Short problem: Copy every record below exactly as written, but leave out the pictures.

[Dataset items]

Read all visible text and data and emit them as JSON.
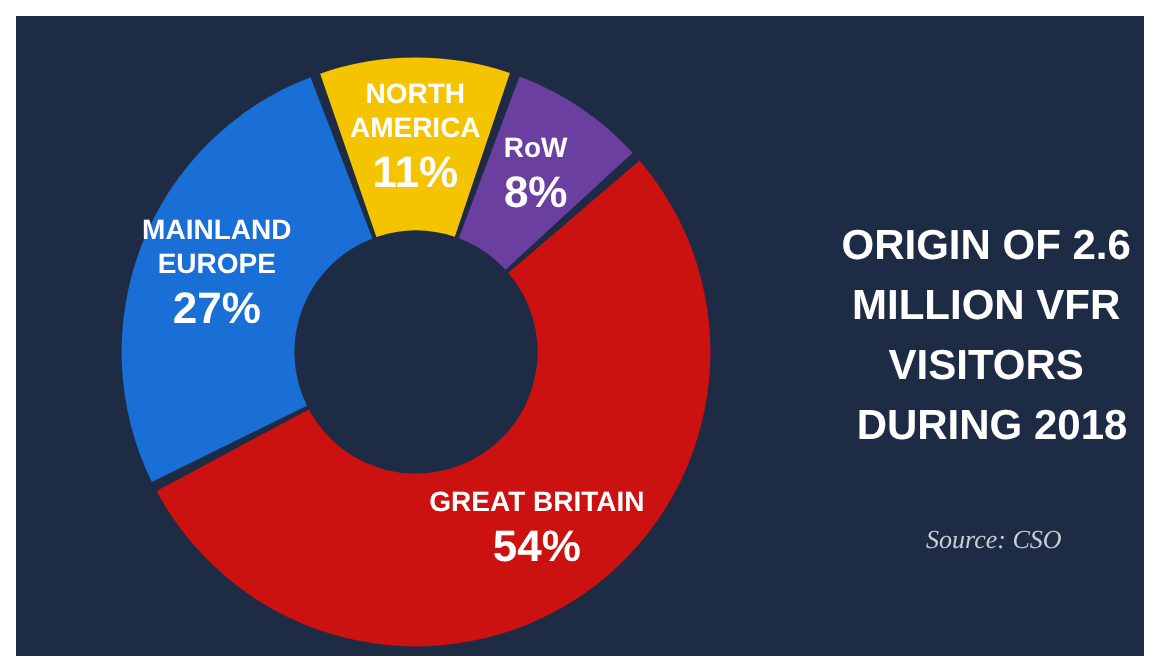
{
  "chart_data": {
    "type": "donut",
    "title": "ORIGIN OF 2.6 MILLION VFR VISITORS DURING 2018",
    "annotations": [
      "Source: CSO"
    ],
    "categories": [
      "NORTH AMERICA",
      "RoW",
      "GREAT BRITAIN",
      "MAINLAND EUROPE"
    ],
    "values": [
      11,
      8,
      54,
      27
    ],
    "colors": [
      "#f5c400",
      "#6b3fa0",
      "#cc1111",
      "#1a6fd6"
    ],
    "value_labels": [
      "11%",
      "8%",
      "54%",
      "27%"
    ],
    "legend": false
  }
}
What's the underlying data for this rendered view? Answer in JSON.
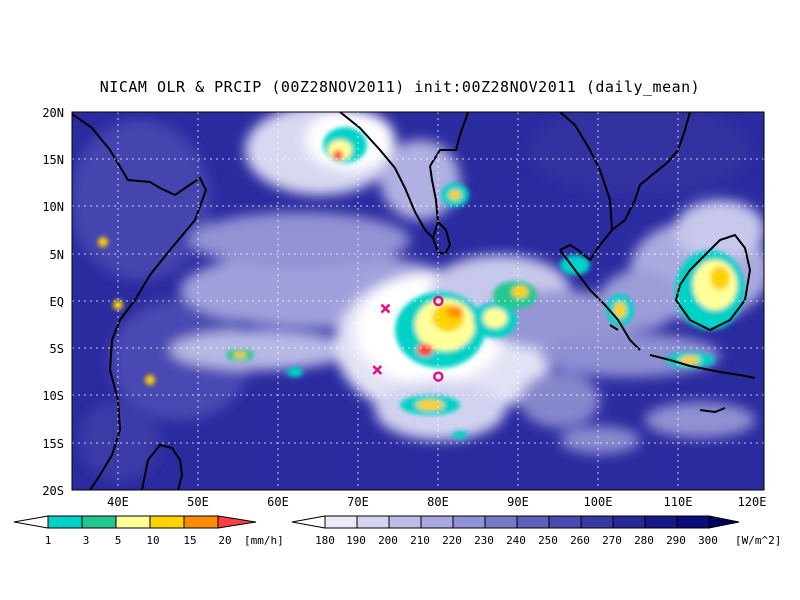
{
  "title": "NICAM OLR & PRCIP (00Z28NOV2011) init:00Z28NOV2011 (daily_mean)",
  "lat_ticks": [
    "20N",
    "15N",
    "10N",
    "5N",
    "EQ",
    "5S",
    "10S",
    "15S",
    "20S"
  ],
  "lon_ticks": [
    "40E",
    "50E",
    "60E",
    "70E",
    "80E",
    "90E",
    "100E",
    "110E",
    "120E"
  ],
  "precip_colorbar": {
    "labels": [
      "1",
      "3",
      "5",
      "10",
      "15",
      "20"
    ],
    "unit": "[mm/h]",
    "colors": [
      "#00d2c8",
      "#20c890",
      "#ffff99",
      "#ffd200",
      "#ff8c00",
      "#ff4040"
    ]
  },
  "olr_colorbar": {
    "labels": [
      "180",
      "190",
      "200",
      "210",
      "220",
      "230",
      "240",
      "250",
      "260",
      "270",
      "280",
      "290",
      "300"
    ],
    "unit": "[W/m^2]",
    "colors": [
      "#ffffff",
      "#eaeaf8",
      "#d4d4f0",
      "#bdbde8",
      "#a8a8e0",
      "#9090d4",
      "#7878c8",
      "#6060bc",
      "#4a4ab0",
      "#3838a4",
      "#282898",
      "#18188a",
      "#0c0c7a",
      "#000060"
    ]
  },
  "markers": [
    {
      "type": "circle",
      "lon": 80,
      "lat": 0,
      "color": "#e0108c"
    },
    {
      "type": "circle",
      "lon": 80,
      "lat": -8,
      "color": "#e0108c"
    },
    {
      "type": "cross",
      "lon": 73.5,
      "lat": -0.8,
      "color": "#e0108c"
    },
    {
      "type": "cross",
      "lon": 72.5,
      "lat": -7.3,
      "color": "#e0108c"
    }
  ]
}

Solution below:
Read all visible text and data and emit them as JSON.
{
  "chart_data": {
    "type": "donut",
    "title": "ORIGIN OF 2.6 MILLION VFR VISITORS DURING 2018",
    "annotations": [
      "Source: CSO"
    ],
    "categories": [
      "NORTH AMERICA",
      "RoW",
      "GREAT BRITAIN",
      "MAINLAND EUROPE"
    ],
    "values": [
      11,
      8,
      54,
      27
    ],
    "colors": [
      "#f5c400",
      "#6b3fa0",
      "#cc1111",
      "#1a6fd6"
    ],
    "value_labels": [
      "11%",
      "8%",
      "54%",
      "27%"
    ],
    "legend": false
  }
}
What's the underlying data for this rendered view? Answer in JSON.
{
  "title": "NICAM OLR & PRCIP (00Z28NOV2011) init:00Z28NOV2011 (daily_mean)",
  "lat_ticks": [
    "20N",
    "15N",
    "10N",
    "5N",
    "EQ",
    "5S",
    "10S",
    "15S",
    "20S"
  ],
  "lon_ticks": [
    "40E",
    "50E",
    "60E",
    "70E",
    "80E",
    "90E",
    "100E",
    "110E",
    "120E"
  ],
  "precip_colorbar": {
    "labels": [
      "1",
      "3",
      "5",
      "10",
      "15",
      "20"
    ],
    "unit": "[mm/h]",
    "colors": [
      "#00d2c8",
      "#20c890",
      "#ffff99",
      "#ffd200",
      "#ff8c00",
      "#ff4040"
    ]
  },
  "olr_colorbar": {
    "labels": [
      "180",
      "190",
      "200",
      "210",
      "220",
      "230",
      "240",
      "250",
      "260",
      "270",
      "280",
      "290",
      "300"
    ],
    "unit": "[W/m^2]",
    "colors": [
      "#ffffff",
      "#eaeaf8",
      "#d4d4f0",
      "#bdbde8",
      "#a8a8e0",
      "#9090d4",
      "#7878c8",
      "#6060bc",
      "#4a4ab0",
      "#3838a4",
      "#282898",
      "#18188a",
      "#0c0c7a",
      "#000060"
    ]
  },
  "markers": [
    {
      "type": "circle",
      "lon": 80,
      "lat": 0,
      "color": "#e0108c"
    },
    {
      "type": "circle",
      "lon": 80,
      "lat": -8,
      "color": "#e0108c"
    },
    {
      "type": "cross",
      "lon": 73.5,
      "lat": -0.8,
      "color": "#e0108c"
    },
    {
      "type": "cross",
      "lon": 72.5,
      "lat": -7.3,
      "color": "#e0108c"
    }
  ]
}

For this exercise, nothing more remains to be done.